### Challenge
Reproduce the material below without any change, from the line with "identify all the" to the line with "dim-d12: Ø12 bbox=[639, 152, 664, 168]", both included. Leave the pictures out of your answer.

### Record list
_ _ _ _ _
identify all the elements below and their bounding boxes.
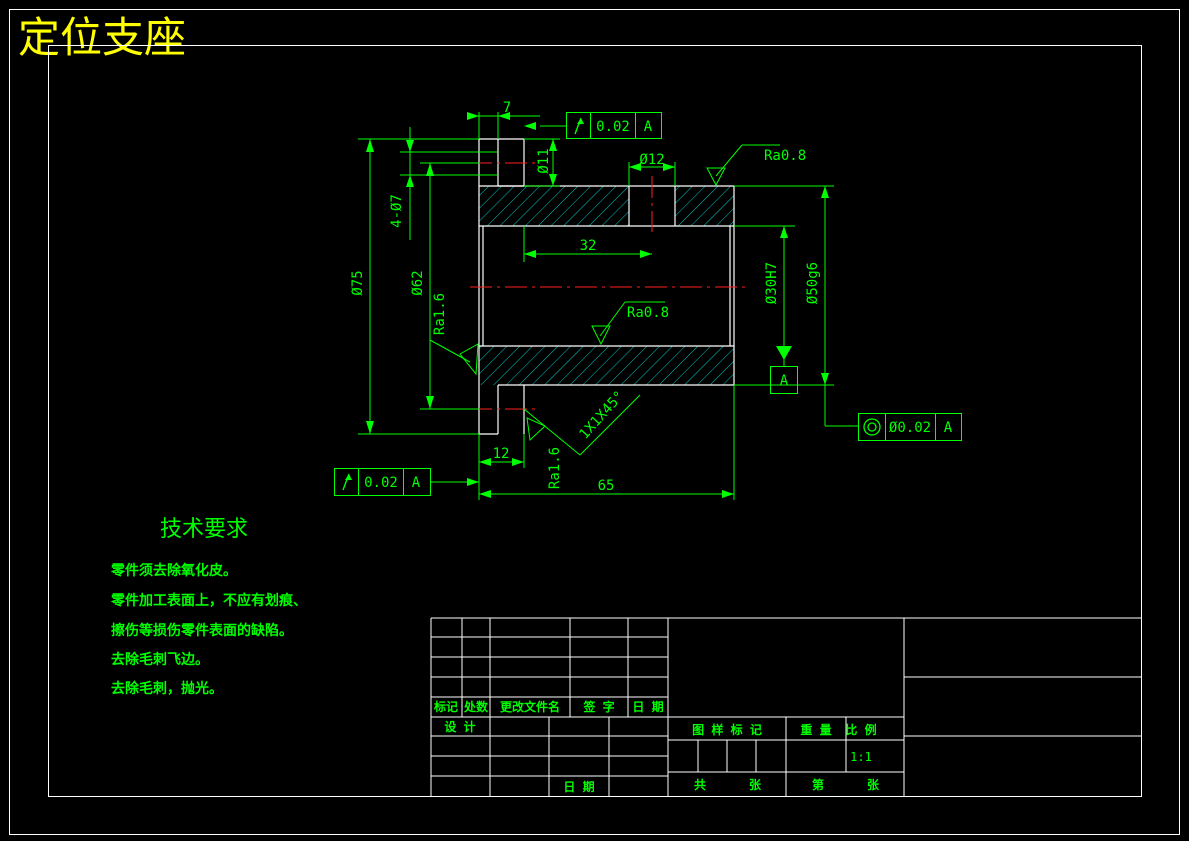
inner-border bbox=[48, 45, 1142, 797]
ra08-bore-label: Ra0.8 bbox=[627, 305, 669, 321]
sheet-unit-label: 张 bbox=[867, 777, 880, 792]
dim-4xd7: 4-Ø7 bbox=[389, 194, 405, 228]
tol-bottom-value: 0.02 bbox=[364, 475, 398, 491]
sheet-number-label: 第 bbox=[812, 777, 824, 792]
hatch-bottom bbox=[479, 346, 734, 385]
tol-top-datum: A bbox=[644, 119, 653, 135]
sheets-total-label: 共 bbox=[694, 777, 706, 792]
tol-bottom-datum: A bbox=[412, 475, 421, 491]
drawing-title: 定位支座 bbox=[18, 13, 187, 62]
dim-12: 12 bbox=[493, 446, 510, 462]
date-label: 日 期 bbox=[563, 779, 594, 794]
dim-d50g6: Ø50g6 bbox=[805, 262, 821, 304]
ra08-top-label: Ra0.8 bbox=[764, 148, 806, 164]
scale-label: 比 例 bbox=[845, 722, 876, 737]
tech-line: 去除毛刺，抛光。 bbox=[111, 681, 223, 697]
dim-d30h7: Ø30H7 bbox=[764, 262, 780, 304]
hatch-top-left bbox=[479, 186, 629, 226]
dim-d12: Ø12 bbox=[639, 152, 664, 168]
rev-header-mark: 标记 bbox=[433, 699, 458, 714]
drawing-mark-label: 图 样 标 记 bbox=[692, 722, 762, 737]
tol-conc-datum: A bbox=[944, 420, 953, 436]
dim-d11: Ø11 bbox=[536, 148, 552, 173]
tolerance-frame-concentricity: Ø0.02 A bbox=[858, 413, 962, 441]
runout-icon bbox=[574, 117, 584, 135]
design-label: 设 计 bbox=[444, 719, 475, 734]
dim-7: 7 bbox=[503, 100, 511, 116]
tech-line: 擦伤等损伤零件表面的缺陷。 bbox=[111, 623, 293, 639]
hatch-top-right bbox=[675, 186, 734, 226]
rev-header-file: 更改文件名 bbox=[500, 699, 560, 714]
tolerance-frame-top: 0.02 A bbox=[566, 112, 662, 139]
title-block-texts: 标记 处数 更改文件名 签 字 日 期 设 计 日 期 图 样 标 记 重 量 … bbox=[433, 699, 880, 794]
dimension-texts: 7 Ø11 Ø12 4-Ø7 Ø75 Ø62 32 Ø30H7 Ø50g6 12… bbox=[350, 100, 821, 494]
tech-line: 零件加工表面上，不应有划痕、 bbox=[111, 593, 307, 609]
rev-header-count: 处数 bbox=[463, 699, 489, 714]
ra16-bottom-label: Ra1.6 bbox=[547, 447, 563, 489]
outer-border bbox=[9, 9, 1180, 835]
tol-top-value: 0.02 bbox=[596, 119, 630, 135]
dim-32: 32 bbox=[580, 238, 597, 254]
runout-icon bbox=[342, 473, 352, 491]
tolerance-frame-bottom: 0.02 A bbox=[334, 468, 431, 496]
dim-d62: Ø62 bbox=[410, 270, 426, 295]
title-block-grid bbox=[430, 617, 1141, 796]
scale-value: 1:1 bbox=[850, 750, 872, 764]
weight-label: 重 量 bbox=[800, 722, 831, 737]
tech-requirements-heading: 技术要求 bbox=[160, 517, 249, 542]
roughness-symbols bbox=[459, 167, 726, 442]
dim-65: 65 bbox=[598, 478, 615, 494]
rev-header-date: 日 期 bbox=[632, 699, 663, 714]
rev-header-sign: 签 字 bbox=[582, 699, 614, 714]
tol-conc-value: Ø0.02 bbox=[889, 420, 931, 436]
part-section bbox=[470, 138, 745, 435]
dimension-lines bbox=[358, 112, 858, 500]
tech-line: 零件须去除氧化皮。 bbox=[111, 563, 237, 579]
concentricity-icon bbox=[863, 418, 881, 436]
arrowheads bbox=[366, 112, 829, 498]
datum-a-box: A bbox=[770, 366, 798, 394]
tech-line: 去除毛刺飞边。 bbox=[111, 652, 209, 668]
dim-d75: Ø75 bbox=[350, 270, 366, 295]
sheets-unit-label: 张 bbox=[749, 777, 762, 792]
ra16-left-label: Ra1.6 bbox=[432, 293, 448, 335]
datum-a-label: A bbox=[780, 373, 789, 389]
_ _ _ _ _
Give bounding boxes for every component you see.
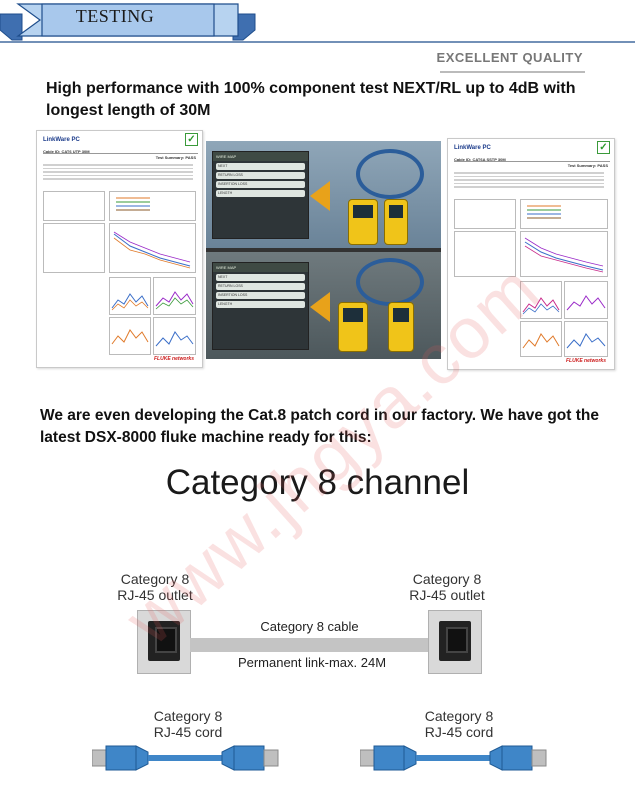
_ _ _ _ _
### Exercise solution
identify all the elements below and their bounding boxes.
inner-border bbox=[48, 45, 1142, 797]
ra08-bore-label: Ra0.8 bbox=[627, 305, 669, 321]
sheet-unit-label: 张 bbox=[867, 777, 880, 792]
dim-4xd7: 4-Ø7 bbox=[389, 194, 405, 228]
tol-bottom-value: 0.02 bbox=[364, 475, 398, 491]
sheet-number-label: 第 bbox=[812, 777, 824, 792]
hatch-bottom bbox=[479, 346, 734, 385]
tol-top-datum: A bbox=[644, 119, 653, 135]
sheets-total-label: 共 bbox=[694, 777, 706, 792]
tol-bottom-datum: A bbox=[412, 475, 421, 491]
drawing-title: 定位支座 bbox=[18, 13, 187, 62]
dim-12: 12 bbox=[493, 446, 510, 462]
date-label: 日 期 bbox=[563, 779, 594, 794]
dim-d50g6: Ø50g6 bbox=[805, 262, 821, 304]
ra08-top-label: Ra0.8 bbox=[764, 148, 806, 164]
scale-label: 比 例 bbox=[845, 722, 876, 737]
tech-line: 去除毛刺，抛光。 bbox=[111, 681, 223, 697]
dim-d30h7: Ø30H7 bbox=[764, 262, 780, 304]
hatch-top-left bbox=[479, 186, 629, 226]
dim-d12: Ø12 bbox=[639, 152, 664, 168]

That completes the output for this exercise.